→ **WHAT IS ASKED**:
Pull out every line below that contains the word "title".

Entries from a dataset
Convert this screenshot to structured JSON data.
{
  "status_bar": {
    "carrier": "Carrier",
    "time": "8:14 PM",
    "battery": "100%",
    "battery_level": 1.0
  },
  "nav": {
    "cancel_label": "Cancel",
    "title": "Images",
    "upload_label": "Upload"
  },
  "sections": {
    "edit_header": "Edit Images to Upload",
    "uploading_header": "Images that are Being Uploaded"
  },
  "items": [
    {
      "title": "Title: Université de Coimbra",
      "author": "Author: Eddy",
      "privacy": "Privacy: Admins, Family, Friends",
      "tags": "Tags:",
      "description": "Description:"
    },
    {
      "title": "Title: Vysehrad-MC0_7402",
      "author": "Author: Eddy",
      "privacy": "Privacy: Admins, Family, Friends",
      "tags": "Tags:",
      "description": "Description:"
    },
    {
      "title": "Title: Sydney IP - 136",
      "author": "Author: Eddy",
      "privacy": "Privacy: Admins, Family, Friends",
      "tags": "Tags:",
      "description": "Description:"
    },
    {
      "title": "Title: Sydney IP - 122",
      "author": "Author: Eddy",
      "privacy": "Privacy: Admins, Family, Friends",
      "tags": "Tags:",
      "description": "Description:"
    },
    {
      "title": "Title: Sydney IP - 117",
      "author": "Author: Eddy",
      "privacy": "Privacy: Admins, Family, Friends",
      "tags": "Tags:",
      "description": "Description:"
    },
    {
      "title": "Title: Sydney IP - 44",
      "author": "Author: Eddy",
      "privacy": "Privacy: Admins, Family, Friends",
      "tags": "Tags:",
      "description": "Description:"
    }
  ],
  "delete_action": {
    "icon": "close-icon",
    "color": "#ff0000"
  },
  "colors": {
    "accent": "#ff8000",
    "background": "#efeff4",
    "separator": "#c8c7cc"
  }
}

→ **COMPLETED TASK**:
    "title": "Images",
      "title": "Title: Université de Coimbra",
      "title": "Title: Vysehrad-MC0_7402",
      "title": "Title: Sydney IP - 136",
      "title": "Title: Sydney IP - 122",
      "title": "Title: Sydney IP - 117",
      "title": "Title: Sydney IP - 44",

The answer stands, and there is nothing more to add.